> [SET EXERCISE]: All the data should come back exactly as it was given.

> [MATERIAL FOR THE TASK]:
•••

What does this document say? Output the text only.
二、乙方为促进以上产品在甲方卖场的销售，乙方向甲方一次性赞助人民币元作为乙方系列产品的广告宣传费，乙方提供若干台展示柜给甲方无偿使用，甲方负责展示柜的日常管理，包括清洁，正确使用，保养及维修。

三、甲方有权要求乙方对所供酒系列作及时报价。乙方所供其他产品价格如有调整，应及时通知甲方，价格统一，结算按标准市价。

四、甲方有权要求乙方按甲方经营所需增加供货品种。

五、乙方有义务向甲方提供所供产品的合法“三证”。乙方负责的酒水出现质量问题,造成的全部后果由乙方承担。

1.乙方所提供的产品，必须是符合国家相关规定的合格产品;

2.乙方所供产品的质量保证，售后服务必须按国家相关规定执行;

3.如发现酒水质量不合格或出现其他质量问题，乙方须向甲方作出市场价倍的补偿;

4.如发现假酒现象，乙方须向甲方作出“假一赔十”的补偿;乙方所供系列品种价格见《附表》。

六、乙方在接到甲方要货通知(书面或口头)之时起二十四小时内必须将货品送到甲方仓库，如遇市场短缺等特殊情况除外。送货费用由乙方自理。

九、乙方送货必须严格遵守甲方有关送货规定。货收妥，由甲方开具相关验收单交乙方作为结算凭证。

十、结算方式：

•••

> [REPLY]:
What does this document say? Output the text only.
二、乙方为促进以上产品在甲方卖场的销售，乙方向甲方一次性赞助人民币元作为乙方系列产品的广告宣传费，乙方提供若干台展示柜给甲方无偿使用，甲方负责展示柜的日常管理，包括清洁，正确使用，保养及维修。

三、甲方有权要求乙方对所供酒系列作及时报价。乙方所供其他产品价格如有调整，应及时通知甲方，价格统一，结算按标准市价。

四、甲方有权要求乙方按甲方经营所需增加供货品种。

五、乙方有义务向甲方提供所供产品的合法“三证”。乙方负责的酒水出现质量问题,造成的全部后果由乙方承担。

1.乙方所提供的产品，必须是符合国家相关规定的合格产品;

2.乙方所供产品的质量保证，售后服务必须按国家相关规定执行;

3.如发现酒水质量不合格或出现其他质量问题，乙方须向甲方作出市场价倍的补偿;

4.如发现假酒现象，乙方须向甲方作出“假一赔十”的补偿;乙方所供系列品种价格见《附表》。

六、乙方在接到甲方要货通知(书面或口头)之时起二十四小时内必须将货品送到甲方仓库，如遇市场短缺等特殊情况除外。送货费用由乙方自理。

九、乙方送货必须严格遵守甲方有关送货规定。货收妥，由甲方开具相关验收单交乙方作为结算凭证。

十、结算方式：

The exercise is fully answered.